• **Data records**
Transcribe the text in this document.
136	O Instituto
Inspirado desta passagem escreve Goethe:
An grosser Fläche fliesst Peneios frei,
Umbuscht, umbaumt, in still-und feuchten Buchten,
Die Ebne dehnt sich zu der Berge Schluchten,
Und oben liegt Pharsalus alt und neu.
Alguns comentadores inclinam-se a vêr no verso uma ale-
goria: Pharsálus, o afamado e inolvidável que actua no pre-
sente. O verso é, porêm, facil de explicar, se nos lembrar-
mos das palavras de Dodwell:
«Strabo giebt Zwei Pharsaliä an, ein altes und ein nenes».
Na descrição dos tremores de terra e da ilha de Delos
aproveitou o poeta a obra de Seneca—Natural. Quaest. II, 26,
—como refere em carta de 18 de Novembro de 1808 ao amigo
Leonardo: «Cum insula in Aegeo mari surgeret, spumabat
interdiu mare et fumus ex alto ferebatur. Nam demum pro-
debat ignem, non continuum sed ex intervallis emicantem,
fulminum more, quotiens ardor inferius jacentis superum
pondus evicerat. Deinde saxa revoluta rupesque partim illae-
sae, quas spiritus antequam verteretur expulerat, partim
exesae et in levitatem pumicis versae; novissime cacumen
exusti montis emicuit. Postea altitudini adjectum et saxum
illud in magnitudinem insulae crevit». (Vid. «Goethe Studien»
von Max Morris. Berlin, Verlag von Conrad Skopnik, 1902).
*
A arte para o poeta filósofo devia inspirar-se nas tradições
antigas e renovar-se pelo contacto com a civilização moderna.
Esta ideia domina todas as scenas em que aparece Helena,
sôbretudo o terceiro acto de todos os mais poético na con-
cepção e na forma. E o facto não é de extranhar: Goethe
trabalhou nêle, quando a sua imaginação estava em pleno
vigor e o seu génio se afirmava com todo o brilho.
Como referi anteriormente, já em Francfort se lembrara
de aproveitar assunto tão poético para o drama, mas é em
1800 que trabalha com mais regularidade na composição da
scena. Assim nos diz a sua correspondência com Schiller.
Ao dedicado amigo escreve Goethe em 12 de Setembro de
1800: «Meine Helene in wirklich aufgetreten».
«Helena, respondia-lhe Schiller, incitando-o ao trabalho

• **Your task**
Send back all of the entries exactly, with nothing missing.

• **Solution to the problem**
Transcribe the text in this document.
136	O Instituto
Inspirado desta passagem escreve Goethe:
An grosser Fläche fliesst Peneios frei,
Umbuscht, umbaumt, in still-und feuchten Buchten,
Die Ebne dehnt sich zu der Berge Schluchten,
Und oben liegt Pharsalus alt und neu.
Alguns comentadores inclinam-se a vêr no verso uma ale-
goria: Pharsálus, o afamado e inolvidável que actua no pre-
sente. O verso é, porêm, facil de explicar, se nos lembrar-
mos das palavras de Dodwell:
«Strabo giebt Zwei Pharsaliä an, ein altes und ein nenes».
Na descrição dos tremores de terra e da ilha de Delos
aproveitou o poeta a obra de Seneca—Natural. Quaest. II, 26,
—como refere em carta de 18 de Novembro de 1808 ao amigo
Leonardo: «Cum insula in Aegeo mari surgeret, spumabat
interdiu mare et fumus ex alto ferebatur. Nam demum pro-
debat ignem, non continuum sed ex intervallis emicantem,
fulminum more, quotiens ardor inferius jacentis superum
pondus evicerat. Deinde saxa revoluta rupesque partim illae-
sae, quas spiritus antequam verteretur expulerat, partim
exesae et in levitatem pumicis versae; novissime cacumen
exusti montis emicuit. Postea altitudini adjectum et saxum
illud in magnitudinem insulae crevit». (Vid. «Goethe Studien»
von Max Morris. Berlin, Verlag von Conrad Skopnik, 1902).
*
A arte para o poeta filósofo devia inspirar-se nas tradições
antigas e renovar-se pelo contacto com a civilização moderna.
Esta ideia domina todas as scenas em que aparece Helena,
sôbretudo o terceiro acto de todos os mais poético na con-
cepção e na forma. E o facto não é de extranhar: Goethe
trabalhou nêle, quando a sua imaginação estava em pleno
vigor e o seu génio se afirmava com todo o brilho.
Como referi anteriormente, já em Francfort se lembrara
de aproveitar assunto tão poético para o drama, mas é em
1800 que trabalha com mais regularidade na composição da
scena. Assim nos diz a sua correspondência com Schiller.
Ao dedicado amigo escreve Goethe em 12 de Setembro de
1800: «Meine Helene in wirklich aufgetreten».
«Helena, respondia-lhe Schiller, incitando-o ao trabalho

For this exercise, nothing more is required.